====== Data to process

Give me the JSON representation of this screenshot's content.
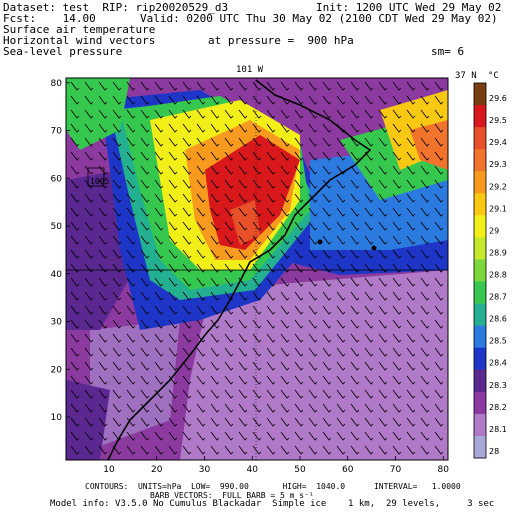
{
  "header": {
    "dataset": "Dataset: test  RIP: rip20020529_d3",
    "init": "Init: 1200 UTC Wed 29 May 02",
    "fcst": "Fcst:    14.00",
    "valid": "Valid: 0200 UTC Thu 30 May 02 (2100 CDT Wed 29 May 02)",
    "field1": "Surface air temperature",
    "field2": "Horizontal wind vectors",
    "pressure": "at pressure =  900 hPa",
    "field3": "Sea-level pressure",
    "sm": "sm= 6"
  },
  "map": {
    "top_label": "101 W",
    "right_label": "37 N",
    "station_label": "1005",
    "x_ticks": [
      "10",
      "20",
      "30",
      "40",
      "50",
      "60",
      "70",
      "80"
    ],
    "y_ticks": [
      "10",
      "20",
      "30",
      "40",
      "50",
      "60",
      "70",
      "80"
    ],
    "x_range": [
      1,
      81
    ],
    "y_range": [
      1,
      81
    ],
    "temperature_field": "surface air temperature (shaded)",
    "wind_barbs": "horizontal wind vectors"
  },
  "colorbar": {
    "unit": "°C",
    "labels": [
      "29.6",
      "29.5",
      "29.4",
      "29.3",
      "29.2",
      "29.1",
      "29",
      "28.9",
      "28.8",
      "28.7",
      "28.6",
      "28.5",
      "28.4",
      "28.3",
      "28.2",
      "28.1",
      "28"
    ],
    "colors": [
      "#7a3d12",
      "#d8181a",
      "#e8502a",
      "#f2742c",
      "#f89a1e",
      "#f8c812",
      "#f2ee18",
      "#c4e82c",
      "#7cd83c",
      "#36c84e",
      "#22b090",
      "#2a7ae0",
      "#1e36c8",
      "#5a2890",
      "#8c3aa0",
      "#b07ac8",
      "#a8a8d8"
    ]
  },
  "footer": {
    "line1": "CONTOURS:  UNITS=hPa  LOW=  990.00       HIGH=  1040.0      INTERVAL=   1.0000",
    "line2": "BARB VECTORS:  FULL BARB = 5 m s⁻¹",
    "line3": "Model info: V3.5.0 No Cumulus Blackadar  Simple ice    1 km,  29 levels,     3 sec"
  }
}
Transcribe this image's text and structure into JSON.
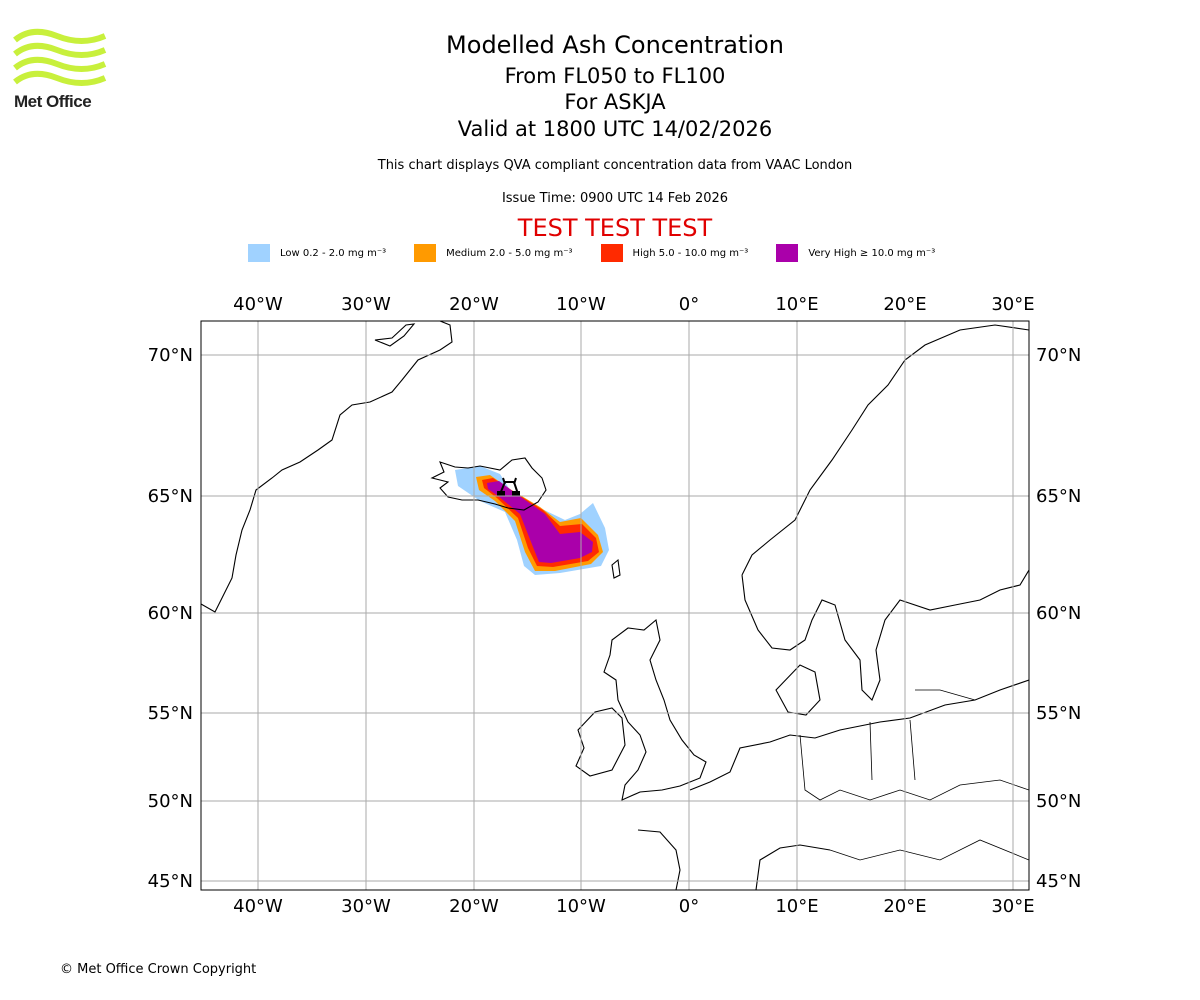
{
  "brand": {
    "logo_text": "Met Office",
    "logo_color": "#c8f03c"
  },
  "header": {
    "title": "Modelled Ash Concentration",
    "levels": "From FL050 to FL100",
    "volcano": "For ASKJA",
    "valid": "Valid at 1800 UTC 14/02/2026",
    "note": "This chart displays QVA compliant concentration data from VAAC London",
    "issue": "Issue Time: 0900 UTC 14 Feb 2026",
    "test": "TEST TEST TEST"
  },
  "legend": [
    {
      "label": "Low 0.2 - 2.0 mg m⁻³",
      "color": "#a0d2ff"
    },
    {
      "label": "Medium 2.0 - 5.0 mg m⁻³",
      "color": "#ff9a00"
    },
    {
      "label": "High 5.0 - 10.0 mg m⁻³",
      "color": "#ff2a00"
    },
    {
      "label": "Very High ≥ 10.0 mg m⁻³",
      "color": "#aa00aa"
    }
  ],
  "chart_data": {
    "type": "map",
    "projection": "mercator",
    "lon_range": [
      -45.3,
      31.5
    ],
    "lat_range": [
      44.7,
      71.2
    ],
    "lon_ticks": [
      "40°W",
      "30°W",
      "20°W",
      "10°W",
      "0°",
      "10°E",
      "20°E",
      "30°E"
    ],
    "lat_ticks": [
      "70°N",
      "65°N",
      "60°N",
      "55°N",
      "50°N",
      "45°N"
    ],
    "grid": true,
    "volcano_marker": {
      "name": "ASKJA",
      "lon": -16.7,
      "lat": 65.0
    },
    "ash_extent_levels": [
      "Low",
      "Medium",
      "High",
      "Very High"
    ]
  },
  "footer": {
    "copyright": "© Met Office Crown Copyright"
  }
}
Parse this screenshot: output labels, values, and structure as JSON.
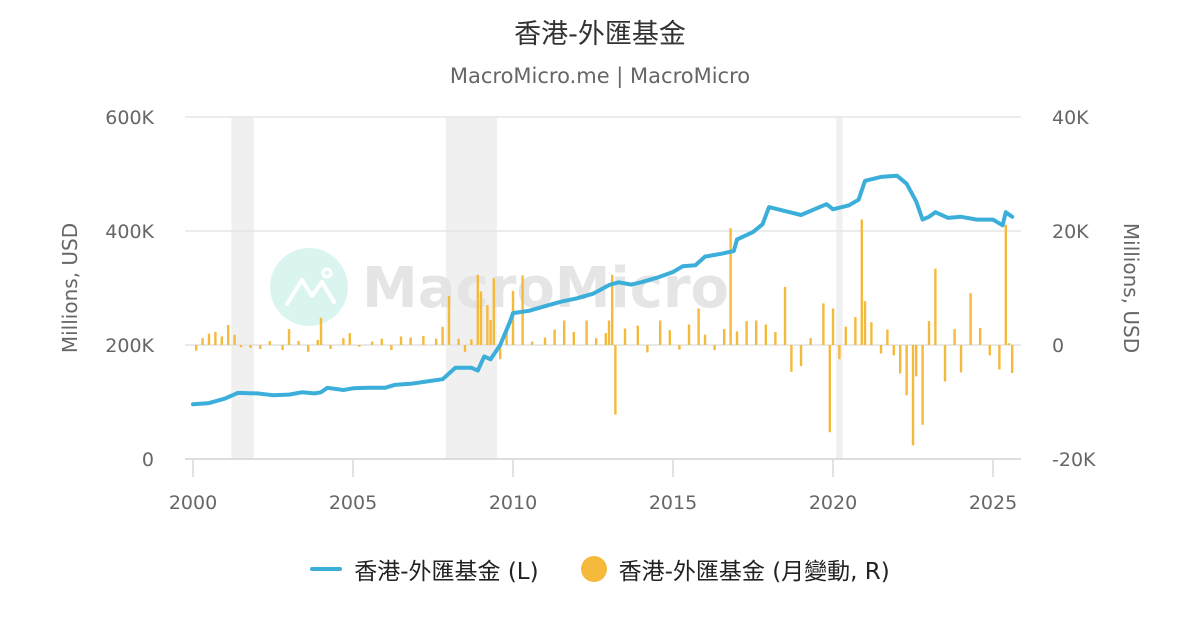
{
  "header": {
    "title": "香港-外匯基金",
    "subtitle": "MacroMicro.me | MacroMicro"
  },
  "watermark": {
    "text": "MacroMicro",
    "icon": "macromicro-logo-icon"
  },
  "legend": [
    {
      "label": "香港-外匯基金 (L)",
      "color": "#3BAFDA",
      "symbol": "line"
    },
    {
      "label": "香港-外匯基金 (月變動, R)",
      "color": "#F5BA3C",
      "symbol": "circle"
    }
  ],
  "colors": {
    "line": "#3BAFDA",
    "bar": "#F5BA3C",
    "band": "#F0F0F0",
    "grid": "#E6E6E6"
  },
  "chart_data": {
    "type": "line+bar",
    "title": "香港-外匯基金",
    "subtitle": "MacroMicro.me | MacroMicro",
    "xlabel": "",
    "ylabel_left": "Millions, USD",
    "ylabel_right": "Millions, USD",
    "x_ticks": [
      "2000",
      "2005",
      "2010",
      "2015",
      "2020",
      "2025"
    ],
    "y_left_ticks": [
      "0",
      "200K",
      "400K",
      "600K"
    ],
    "y_right_ticks": [
      "-20K",
      "0",
      "20K",
      "40K"
    ],
    "ylim_left": [
      0,
      600000
    ],
    "ylim_right": [
      -20000,
      40000
    ],
    "grid": true,
    "legend_position": "bottom",
    "shaded_periods": [
      [
        2001.2,
        2001.9
      ],
      [
        2007.9,
        2009.5
      ],
      [
        2020.1,
        2020.3
      ]
    ],
    "series": [
      {
        "name": "香港-外匯基金 (L)",
        "type": "line",
        "axis": "left",
        "points": [
          [
            2000.0,
            96000
          ],
          [
            2000.5,
            98000
          ],
          [
            2001.0,
            106000
          ],
          [
            2001.4,
            116000
          ],
          [
            2002.0,
            115000
          ],
          [
            2002.5,
            112000
          ],
          [
            2003.0,
            113000
          ],
          [
            2003.4,
            117000
          ],
          [
            2003.8,
            115000
          ],
          [
            2004.0,
            117000
          ],
          [
            2004.2,
            125000
          ],
          [
            2004.7,
            121000
          ],
          [
            2005.0,
            124000
          ],
          [
            2005.5,
            125000
          ],
          [
            2006.0,
            125000
          ],
          [
            2006.3,
            130000
          ],
          [
            2006.8,
            132000
          ],
          [
            2007.3,
            136000
          ],
          [
            2007.8,
            140000
          ],
          [
            2008.2,
            160000
          ],
          [
            2008.7,
            160000
          ],
          [
            2008.9,
            155000
          ],
          [
            2009.1,
            180000
          ],
          [
            2009.3,
            175000
          ],
          [
            2009.6,
            200000
          ],
          [
            2009.9,
            240000
          ],
          [
            2010.0,
            256000
          ],
          [
            2010.5,
            260000
          ],
          [
            2011.0,
            268000
          ],
          [
            2011.5,
            276000
          ],
          [
            2012.0,
            282000
          ],
          [
            2012.5,
            290000
          ],
          [
            2013.0,
            305000
          ],
          [
            2013.3,
            310000
          ],
          [
            2013.7,
            306000
          ],
          [
            2014.0,
            310000
          ],
          [
            2014.5,
            318000
          ],
          [
            2015.0,
            328000
          ],
          [
            2015.3,
            338000
          ],
          [
            2015.7,
            340000
          ],
          [
            2016.0,
            355000
          ],
          [
            2016.5,
            360000
          ],
          [
            2016.9,
            365000
          ],
          [
            2017.0,
            385000
          ],
          [
            2017.5,
            398000
          ],
          [
            2017.8,
            412000
          ],
          [
            2018.0,
            442000
          ],
          [
            2018.5,
            435000
          ],
          [
            2019.0,
            428000
          ],
          [
            2019.5,
            440000
          ],
          [
            2019.8,
            447000
          ],
          [
            2020.0,
            438000
          ],
          [
            2020.5,
            445000
          ],
          [
            2020.8,
            455000
          ],
          [
            2021.0,
            488000
          ],
          [
            2021.5,
            495000
          ],
          [
            2022.0,
            497000
          ],
          [
            2022.3,
            483000
          ],
          [
            2022.6,
            452000
          ],
          [
            2022.8,
            420000
          ],
          [
            2023.0,
            425000
          ],
          [
            2023.2,
            433000
          ],
          [
            2023.6,
            423000
          ],
          [
            2024.0,
            425000
          ],
          [
            2024.5,
            420000
          ],
          [
            2025.0,
            420000
          ],
          [
            2025.3,
            410000
          ],
          [
            2025.4,
            433000
          ],
          [
            2025.6,
            425000
          ]
        ]
      },
      {
        "name": "香港-外匯基金 (月變動, R)",
        "type": "bar",
        "axis": "right",
        "points": [
          [
            2000.1,
            -1000
          ],
          [
            2000.3,
            1200
          ],
          [
            2000.5,
            2000
          ],
          [
            2000.7,
            2300
          ],
          [
            2000.9,
            1500
          ],
          [
            2001.1,
            3500
          ],
          [
            2001.3,
            1800
          ],
          [
            2001.5,
            -400
          ],
          [
            2001.8,
            -500
          ],
          [
            2002.1,
            -700
          ],
          [
            2002.4,
            700
          ],
          [
            2002.8,
            -900
          ],
          [
            2003.0,
            2800
          ],
          [
            2003.3,
            700
          ],
          [
            2003.6,
            -1200
          ],
          [
            2003.9,
            900
          ],
          [
            2004.0,
            4800
          ],
          [
            2004.3,
            -700
          ],
          [
            2004.7,
            1200
          ],
          [
            2004.9,
            2100
          ],
          [
            2005.2,
            -300
          ],
          [
            2005.6,
            600
          ],
          [
            2005.9,
            1100
          ],
          [
            2006.2,
            -900
          ],
          [
            2006.5,
            1500
          ],
          [
            2006.8,
            1300
          ],
          [
            2007.2,
            1600
          ],
          [
            2007.6,
            1100
          ],
          [
            2007.8,
            3200
          ],
          [
            2008.0,
            8600
          ],
          [
            2008.3,
            1100
          ],
          [
            2008.5,
            -1200
          ],
          [
            2008.7,
            1000
          ],
          [
            2008.9,
            12300
          ],
          [
            2009.0,
            9400
          ],
          [
            2009.2,
            7000
          ],
          [
            2009.3,
            4400
          ],
          [
            2009.4,
            11700
          ],
          [
            2009.6,
            -2500
          ],
          [
            2009.8,
            2800
          ],
          [
            2010.0,
            9500
          ],
          [
            2010.3,
            12200
          ],
          [
            2010.6,
            600
          ],
          [
            2011.0,
            1300
          ],
          [
            2011.3,
            2700
          ],
          [
            2011.6,
            4300
          ],
          [
            2011.9,
            2300
          ],
          [
            2012.3,
            4300
          ],
          [
            2012.6,
            1200
          ],
          [
            2012.9,
            2100
          ],
          [
            2013.0,
            4300
          ],
          [
            2013.1,
            12300
          ],
          [
            2013.2,
            -12200
          ],
          [
            2013.5,
            2900
          ],
          [
            2013.9,
            3400
          ],
          [
            2014.2,
            -1300
          ],
          [
            2014.6,
            4300
          ],
          [
            2014.9,
            2600
          ],
          [
            2015.2,
            -800
          ],
          [
            2015.5,
            3600
          ],
          [
            2015.8,
            6400
          ],
          [
            2016.0,
            1800
          ],
          [
            2016.3,
            -900
          ],
          [
            2016.6,
            2800
          ],
          [
            2016.8,
            20500
          ],
          [
            2017.0,
            2400
          ],
          [
            2017.3,
            4200
          ],
          [
            2017.6,
            4300
          ],
          [
            2017.9,
            3600
          ],
          [
            2018.2,
            2300
          ],
          [
            2018.5,
            10200
          ],
          [
            2018.7,
            -4700
          ],
          [
            2019.0,
            -3700
          ],
          [
            2019.3,
            1200
          ],
          [
            2019.7,
            7300
          ],
          [
            2019.9,
            -15300
          ],
          [
            2020.0,
            6400
          ],
          [
            2020.2,
            -2500
          ],
          [
            2020.4,
            3200
          ],
          [
            2020.7,
            4900
          ],
          [
            2020.9,
            22000
          ],
          [
            2021.0,
            7700
          ],
          [
            2021.2,
            4000
          ],
          [
            2021.5,
            -1500
          ],
          [
            2021.7,
            2700
          ],
          [
            2021.9,
            -1800
          ],
          [
            2022.1,
            -5000
          ],
          [
            2022.3,
            -8800
          ],
          [
            2022.5,
            -17600
          ],
          [
            2022.6,
            -5500
          ],
          [
            2022.8,
            -14000
          ],
          [
            2023.0,
            4200
          ],
          [
            2023.2,
            13400
          ],
          [
            2023.5,
            -6400
          ],
          [
            2023.8,
            2800
          ],
          [
            2024.0,
            -4800
          ],
          [
            2024.3,
            9100
          ],
          [
            2024.6,
            3000
          ],
          [
            2024.9,
            -1800
          ],
          [
            2025.2,
            -4300
          ],
          [
            2025.4,
            21100
          ],
          [
            2025.5,
            300
          ],
          [
            2025.6,
            -4900
          ]
        ]
      }
    ]
  }
}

============

Your goal - Which lines in the records above contain the string "JSON"? Copy each one.

Result for this task -
Give me the JSON representation of this screenshot's content.
Transcribe this image's text and structure into JSON.
Parse this screenshot: output labels, values, and structure as JSON.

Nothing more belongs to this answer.